Problem description — Transcribe the full listing below exactly.

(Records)
--- begin ---

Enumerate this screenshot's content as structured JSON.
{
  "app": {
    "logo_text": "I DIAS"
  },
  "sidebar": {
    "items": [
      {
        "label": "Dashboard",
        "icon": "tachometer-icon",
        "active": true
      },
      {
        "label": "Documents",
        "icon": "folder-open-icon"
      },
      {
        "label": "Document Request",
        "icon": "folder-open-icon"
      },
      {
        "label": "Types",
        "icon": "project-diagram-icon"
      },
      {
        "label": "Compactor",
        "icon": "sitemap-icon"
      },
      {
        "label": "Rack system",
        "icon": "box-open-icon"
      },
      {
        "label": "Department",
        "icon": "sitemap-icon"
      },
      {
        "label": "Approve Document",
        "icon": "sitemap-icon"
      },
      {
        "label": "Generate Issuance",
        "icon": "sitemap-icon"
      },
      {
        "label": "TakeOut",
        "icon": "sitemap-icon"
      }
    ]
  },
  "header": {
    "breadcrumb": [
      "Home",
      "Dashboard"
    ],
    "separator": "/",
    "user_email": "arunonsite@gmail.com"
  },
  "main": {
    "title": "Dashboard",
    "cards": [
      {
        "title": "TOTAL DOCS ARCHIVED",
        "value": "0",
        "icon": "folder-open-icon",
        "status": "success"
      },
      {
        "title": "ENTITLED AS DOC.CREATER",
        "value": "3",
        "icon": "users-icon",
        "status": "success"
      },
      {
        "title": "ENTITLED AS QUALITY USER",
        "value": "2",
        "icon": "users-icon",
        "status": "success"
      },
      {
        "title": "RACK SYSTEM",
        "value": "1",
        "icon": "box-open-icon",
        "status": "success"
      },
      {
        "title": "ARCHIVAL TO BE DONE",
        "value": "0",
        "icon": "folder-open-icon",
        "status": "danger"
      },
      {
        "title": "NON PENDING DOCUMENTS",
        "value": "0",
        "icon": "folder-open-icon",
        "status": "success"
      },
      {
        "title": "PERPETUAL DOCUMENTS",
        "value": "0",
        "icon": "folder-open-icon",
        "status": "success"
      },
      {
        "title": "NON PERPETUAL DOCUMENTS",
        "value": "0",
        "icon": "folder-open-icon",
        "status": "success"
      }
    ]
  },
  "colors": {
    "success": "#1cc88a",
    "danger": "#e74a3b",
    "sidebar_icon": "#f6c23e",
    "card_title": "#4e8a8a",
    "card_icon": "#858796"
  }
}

--- end ---

Output —
Enumerate this screenshot's content as structured JSON.
{
  "app": {
    "logo_text": "I DIAS"
  },
  "sidebar": {
    "items": [
      {
        "label": "Dashboard",
        "icon": "tachometer-icon",
        "active": true
      },
      {
        "label": "Documents",
        "icon": "folder-open-icon"
      },
      {
        "label": "Document Request",
        "icon": "folder-open-icon"
      },
      {
        "label": "Types",
        "icon": "project-diagram-icon"
      },
      {
        "label": "Compactor",
        "icon": "sitemap-icon"
      },
      {
        "label": "Rack system",
        "icon": "box-open-icon"
      },
      {
        "label": "Department",
        "icon": "sitemap-icon"
      },
      {
        "label": "Approve Document",
        "icon": "sitemap-icon"
      },
      {
        "label": "Generate Issuance",
        "icon": "sitemap-icon"
      },
      {
        "label": "TakeOut",
        "icon": "sitemap-icon"
      }
    ]
  },
  "header": {
    "breadcrumb": [
      "Home",
      "Dashboard"
    ],
    "separator": "/",
    "user_email": "arunonsite@gmail.com"
  },
  "main": {
    "title": "Dashboard",
    "cards": [
      {
        "title": "TOTAL DOCS ARCHIVED",
        "value": "0",
        "icon": "folder-open-icon",
        "status": "success"
      },
      {
        "title": "ENTITLED AS DOC.CREATER",
        "value": "3",
        "icon": "users-icon",
        "status": "success"
      },
      {
        "title": "ENTITLED AS QUALITY USER",
        "value": "2",
        "icon": "users-icon",
        "status": "success"
      },
      {
        "title": "RACK SYSTEM",
        "value": "1",
        "icon": "box-open-icon",
        "status": "success"
      },
      {
        "title": "ARCHIVAL TO BE DONE",
        "value": "0",
        "icon": "folder-open-icon",
        "status": "danger"
      },
      {
        "title": "NON PENDING DOCUMENTS",
        "value": "0",
        "icon": "folder-open-icon",
        "status": "success"
      },
      {
        "title": "PERPETUAL DOCUMENTS",
        "value": "0",
        "icon": "folder-open-icon",
        "status": "success"
      },
      {
        "title": "NON PERPETUAL DOCUMENTS",
        "value": "0",
        "icon": "folder-open-icon",
        "status": "success"
      }
    ]
  },
  "colors": {
    "success": "#1cc88a",
    "danger": "#e74a3b",
    "sidebar_icon": "#f6c23e",
    "card_title": "#4e8a8a",
    "card_icon": "#858796"
  }
}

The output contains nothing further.